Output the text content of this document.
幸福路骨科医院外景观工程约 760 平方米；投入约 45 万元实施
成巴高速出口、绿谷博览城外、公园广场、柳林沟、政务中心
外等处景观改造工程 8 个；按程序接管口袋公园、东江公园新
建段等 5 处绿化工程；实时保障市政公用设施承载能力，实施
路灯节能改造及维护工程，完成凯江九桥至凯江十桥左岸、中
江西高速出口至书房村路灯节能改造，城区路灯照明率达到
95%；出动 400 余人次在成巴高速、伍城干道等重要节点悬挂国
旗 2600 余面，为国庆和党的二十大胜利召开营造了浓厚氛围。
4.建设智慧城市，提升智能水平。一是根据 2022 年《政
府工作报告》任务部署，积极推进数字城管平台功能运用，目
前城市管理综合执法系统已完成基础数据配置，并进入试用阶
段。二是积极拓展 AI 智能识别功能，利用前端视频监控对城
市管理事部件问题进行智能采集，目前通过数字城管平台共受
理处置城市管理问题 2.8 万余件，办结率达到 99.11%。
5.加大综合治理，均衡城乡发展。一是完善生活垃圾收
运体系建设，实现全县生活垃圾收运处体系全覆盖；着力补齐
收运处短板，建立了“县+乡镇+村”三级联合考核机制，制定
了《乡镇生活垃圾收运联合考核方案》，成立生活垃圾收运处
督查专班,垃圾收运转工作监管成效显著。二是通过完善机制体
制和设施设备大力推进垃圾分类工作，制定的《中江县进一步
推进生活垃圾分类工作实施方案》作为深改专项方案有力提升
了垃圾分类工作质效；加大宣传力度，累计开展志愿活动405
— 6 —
+--
| Aim of the task |
Write out the data exactly as it stands.

| Completed exercise |
Output the text content of this document.
幸福路骨科医院外景观工程约 760 平方米；投入约 45 万元实施
成巴高速出口、绿谷博览城外、公园广场、柳林沟、政务中心
外等处景观改造工程 8 个；按程序接管口袋公园、东江公园新
建段等 5 处绿化工程；实时保障市政公用设施承载能力，实施
路灯节能改造及维护工程，完成凯江九桥至凯江十桥左岸、中
江西高速出口至书房村路灯节能改造，城区路灯照明率达到
95%；出动 400 余人次在成巴高速、伍城干道等重要节点悬挂国
旗 2600 余面，为国庆和党的二十大胜利召开营造了浓厚氛围。
4.建设智慧城市，提升智能水平。一是根据 2022 年《政
府工作报告》任务部署，积极推进数字城管平台功能运用，目
前城市管理综合执法系统已完成基础数据配置，并进入试用阶
段。二是积极拓展 AI 智能识别功能，利用前端视频监控对城
市管理事部件问题进行智能采集，目前通过数字城管平台共受
理处置城市管理问题 2.8 万余件，办结率达到 99.11%。
5.加大综合治理，均衡城乡发展。一是完善生活垃圾收
运体系建设，实现全县生活垃圾收运处体系全覆盖；着力补齐
收运处短板，建立了“县+乡镇+村”三级联合考核机制，制定
了《乡镇生活垃圾收运联合考核方案》，成立生活垃圾收运处
督查专班,垃圾收运转工作监管成效显著。二是通过完善机制体
制和设施设备大力推进垃圾分类工作，制定的《中江县进一步
推进生活垃圾分类工作实施方案》作为深改专项方案有力提升
了垃圾分类工作质效；加大宣传力度，累计开展志愿活动405
— 6 —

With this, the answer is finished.